--- TASK 1 ---
Rewrite the Real Time CrunchUp post from "Last Friday I" up to and including "products, smart people.", replacing "conference" with "event".
--- TASK 2 ---
Pick up the Real Time CrunchUp post after its final sentence and keep writing it.

BEGIN SUPPLIED TEXT

Last Friday I attended TechCrunch’s excellent Real Time CrunchUp in San Francisco. Real time web services are all the rage these days of course, and this conference brought together entrepreneurs, engineers, investors, and others to discuss the field and debate where it’s going.

Much of the focus was on location-based services and information “streams”. Since this is the area in which BlockChalk plays, the discussion was of personal interest to me. Companies like Twitter and Foursquare were in the spotlight, although newcomers like SimpleGeo, GeoAPI, and HotPotato attracted their share of well-deserved attention. Great products, smart people.

As I listened I heard some exciting predictions for the future: how one day soon we would all know where everyone is all the time; that people everywhere would share such information willingly and benefit from it greatly; and how this would fundamentally alter the way we interact as a society.

But something about all this didn’t feel quite right. There seemed to be an underlying assumption at play: that today’s location-based services show us the shape of things to come. And so it was that about halfway through the day I finally realized what was bothering me.

Everyone in the room was living in the geo bubble.

END SUPPLIED TEXT
BEGIN RECORDED DATA

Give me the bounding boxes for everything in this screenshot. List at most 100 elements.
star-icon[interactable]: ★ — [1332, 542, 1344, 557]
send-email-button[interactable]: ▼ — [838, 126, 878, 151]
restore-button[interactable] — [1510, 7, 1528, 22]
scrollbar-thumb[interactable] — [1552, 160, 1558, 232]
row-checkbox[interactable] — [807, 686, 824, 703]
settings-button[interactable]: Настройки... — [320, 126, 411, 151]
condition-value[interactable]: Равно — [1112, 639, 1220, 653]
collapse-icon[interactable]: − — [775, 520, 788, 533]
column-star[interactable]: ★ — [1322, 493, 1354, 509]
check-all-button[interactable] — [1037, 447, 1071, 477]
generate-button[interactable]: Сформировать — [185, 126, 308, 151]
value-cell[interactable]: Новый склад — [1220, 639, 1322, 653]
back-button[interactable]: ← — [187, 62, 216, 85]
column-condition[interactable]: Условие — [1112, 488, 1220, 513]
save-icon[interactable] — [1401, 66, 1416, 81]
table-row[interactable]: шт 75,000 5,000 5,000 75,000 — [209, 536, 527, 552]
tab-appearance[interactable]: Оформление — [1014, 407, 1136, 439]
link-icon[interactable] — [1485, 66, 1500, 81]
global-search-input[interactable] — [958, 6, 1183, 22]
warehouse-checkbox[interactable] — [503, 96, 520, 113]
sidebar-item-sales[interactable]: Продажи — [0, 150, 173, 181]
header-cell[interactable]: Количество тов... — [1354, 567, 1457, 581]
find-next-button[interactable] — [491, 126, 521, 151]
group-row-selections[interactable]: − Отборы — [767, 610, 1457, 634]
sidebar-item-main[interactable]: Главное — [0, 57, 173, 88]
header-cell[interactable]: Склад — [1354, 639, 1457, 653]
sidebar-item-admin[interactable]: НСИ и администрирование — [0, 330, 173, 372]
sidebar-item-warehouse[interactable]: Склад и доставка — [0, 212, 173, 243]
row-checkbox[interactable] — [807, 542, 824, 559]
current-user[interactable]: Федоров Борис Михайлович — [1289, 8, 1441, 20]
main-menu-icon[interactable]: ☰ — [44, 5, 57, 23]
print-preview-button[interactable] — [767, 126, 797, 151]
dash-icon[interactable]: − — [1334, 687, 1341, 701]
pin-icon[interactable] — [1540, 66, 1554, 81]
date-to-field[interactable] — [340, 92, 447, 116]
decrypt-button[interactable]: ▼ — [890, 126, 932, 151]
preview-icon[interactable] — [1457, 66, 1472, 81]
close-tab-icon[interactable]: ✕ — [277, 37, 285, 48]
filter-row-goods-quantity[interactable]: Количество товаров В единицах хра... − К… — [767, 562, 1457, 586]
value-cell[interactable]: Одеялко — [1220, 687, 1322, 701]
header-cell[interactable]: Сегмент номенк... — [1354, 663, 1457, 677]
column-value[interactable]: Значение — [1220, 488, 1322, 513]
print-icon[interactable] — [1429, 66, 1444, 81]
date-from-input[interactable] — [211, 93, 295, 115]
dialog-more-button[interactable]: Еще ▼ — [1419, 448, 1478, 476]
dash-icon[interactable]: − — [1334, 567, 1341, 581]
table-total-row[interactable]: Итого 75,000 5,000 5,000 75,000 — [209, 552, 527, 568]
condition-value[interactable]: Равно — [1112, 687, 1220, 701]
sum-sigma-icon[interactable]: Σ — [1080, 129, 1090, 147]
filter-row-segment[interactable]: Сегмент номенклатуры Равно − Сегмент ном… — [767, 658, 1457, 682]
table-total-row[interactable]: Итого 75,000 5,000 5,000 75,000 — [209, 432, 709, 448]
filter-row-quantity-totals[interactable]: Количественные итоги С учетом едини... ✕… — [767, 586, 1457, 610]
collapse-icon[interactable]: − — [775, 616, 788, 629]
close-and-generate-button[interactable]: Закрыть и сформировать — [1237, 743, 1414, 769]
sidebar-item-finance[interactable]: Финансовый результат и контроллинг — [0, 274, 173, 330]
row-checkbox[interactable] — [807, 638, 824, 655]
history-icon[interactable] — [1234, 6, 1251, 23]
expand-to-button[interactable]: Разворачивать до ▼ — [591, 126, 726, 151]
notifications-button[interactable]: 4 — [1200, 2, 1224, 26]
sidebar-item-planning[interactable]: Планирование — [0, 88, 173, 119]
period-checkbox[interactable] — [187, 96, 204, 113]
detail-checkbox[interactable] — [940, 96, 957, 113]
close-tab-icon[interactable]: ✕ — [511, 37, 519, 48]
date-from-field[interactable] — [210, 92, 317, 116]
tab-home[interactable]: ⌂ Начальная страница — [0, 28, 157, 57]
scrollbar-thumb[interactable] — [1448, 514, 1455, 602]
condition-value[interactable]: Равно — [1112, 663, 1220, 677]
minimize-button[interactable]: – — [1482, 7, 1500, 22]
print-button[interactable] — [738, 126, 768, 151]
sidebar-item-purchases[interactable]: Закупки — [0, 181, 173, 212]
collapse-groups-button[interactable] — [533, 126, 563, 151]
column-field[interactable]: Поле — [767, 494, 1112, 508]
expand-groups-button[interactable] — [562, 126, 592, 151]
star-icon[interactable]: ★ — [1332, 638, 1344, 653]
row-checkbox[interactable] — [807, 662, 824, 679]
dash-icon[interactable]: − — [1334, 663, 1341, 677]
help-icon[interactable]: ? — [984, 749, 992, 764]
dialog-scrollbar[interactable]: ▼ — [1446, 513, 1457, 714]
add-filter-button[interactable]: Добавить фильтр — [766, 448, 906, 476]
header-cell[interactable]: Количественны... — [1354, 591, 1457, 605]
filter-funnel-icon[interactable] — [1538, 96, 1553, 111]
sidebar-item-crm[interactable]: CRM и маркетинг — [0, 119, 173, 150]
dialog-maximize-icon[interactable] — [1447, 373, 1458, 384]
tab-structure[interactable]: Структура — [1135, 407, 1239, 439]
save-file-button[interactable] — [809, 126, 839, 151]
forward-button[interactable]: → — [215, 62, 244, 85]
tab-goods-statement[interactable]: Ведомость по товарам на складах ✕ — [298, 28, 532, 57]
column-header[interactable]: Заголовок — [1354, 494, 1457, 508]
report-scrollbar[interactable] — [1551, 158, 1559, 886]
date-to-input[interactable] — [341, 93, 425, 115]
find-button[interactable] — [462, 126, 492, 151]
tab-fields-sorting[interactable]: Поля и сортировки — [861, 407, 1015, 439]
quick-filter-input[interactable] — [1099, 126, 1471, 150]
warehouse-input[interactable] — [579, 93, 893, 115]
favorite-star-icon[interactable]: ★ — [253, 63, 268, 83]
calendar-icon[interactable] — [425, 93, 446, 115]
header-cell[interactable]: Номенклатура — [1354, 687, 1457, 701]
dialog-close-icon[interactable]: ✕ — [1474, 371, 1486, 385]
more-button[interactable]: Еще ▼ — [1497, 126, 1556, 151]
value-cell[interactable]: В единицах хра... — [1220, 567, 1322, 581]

END RECORDED DATA

--- EXPECTED ANSWER 1 ---
Last Friday I attended TechCrunch’s excellent Real Time CrunchUp in San Francisco. Real time web services are all the rage these days of course, and this event brought together entrepreneurs, engineers, investors, and others to discuss the field and debate where it’s going.

Much of the focus was on location-based services and information “streams”. Since this is the area in which BlockChalk plays, the discussion was of personal interest to me. Companies like Twitter and Foursquare were in the spotlight, although newcomers like SimpleGeo, GeoAPI, and HotPotato attracted their share of well-deserved attention. Great products, smart people.

--- EXPECTED ANSWER 2 ---
What’s the geo bubble? It’s a land populated by the early adopters of today’s location-based services. Inside the bubble, people’s online actions are primarily driven by social activity and personal reputation. This has many implications, but the one I want to address here is privacy: bubble-dwellers have a reduced expectation of it, because it gets in the way of the things they want to do.

Now, the bubble is a great place to live, and bubble-dwellers are perfectly nice folks. It’s not my intent to besmirch them (hell, I frequently visit the bubble myself). Instead, my intent is to point out that, by definition, there is a world outside the bubble. That’s where most people live, and yet as an industry we’ve barely scratched the surface of what can be done there.

Today’s hottest services are pitched directly at bubble-dwellers, and by all accounts they are popular, useful, and fun. But by linking your identity to your location and sharing this information broadly, many of these services largely ignore issues of personal privacy and security. As a result, there are a wide range of everyday social interactions and transactions to which they are ill suited — buying and selling goods and services, lodging anonymous complaints, reporting crimes, the list goes on. It also means that a large portion of the population may never feel comfortable using them.

Dave and I created BlockChalk in part because we believe that the world outside the bubble is every bit as interesting as (and larger than) the world inside. Bubble-based apps will undoubtedly continue to grow dramatically, and the bubble itself will grow as early adopter behavior trickles down to a broader audience. But in order for location-based services to truly reach the mainstream, we as product designers will need to get even smarter about the social assumptions that we are harnessing — or in some cases, undermining.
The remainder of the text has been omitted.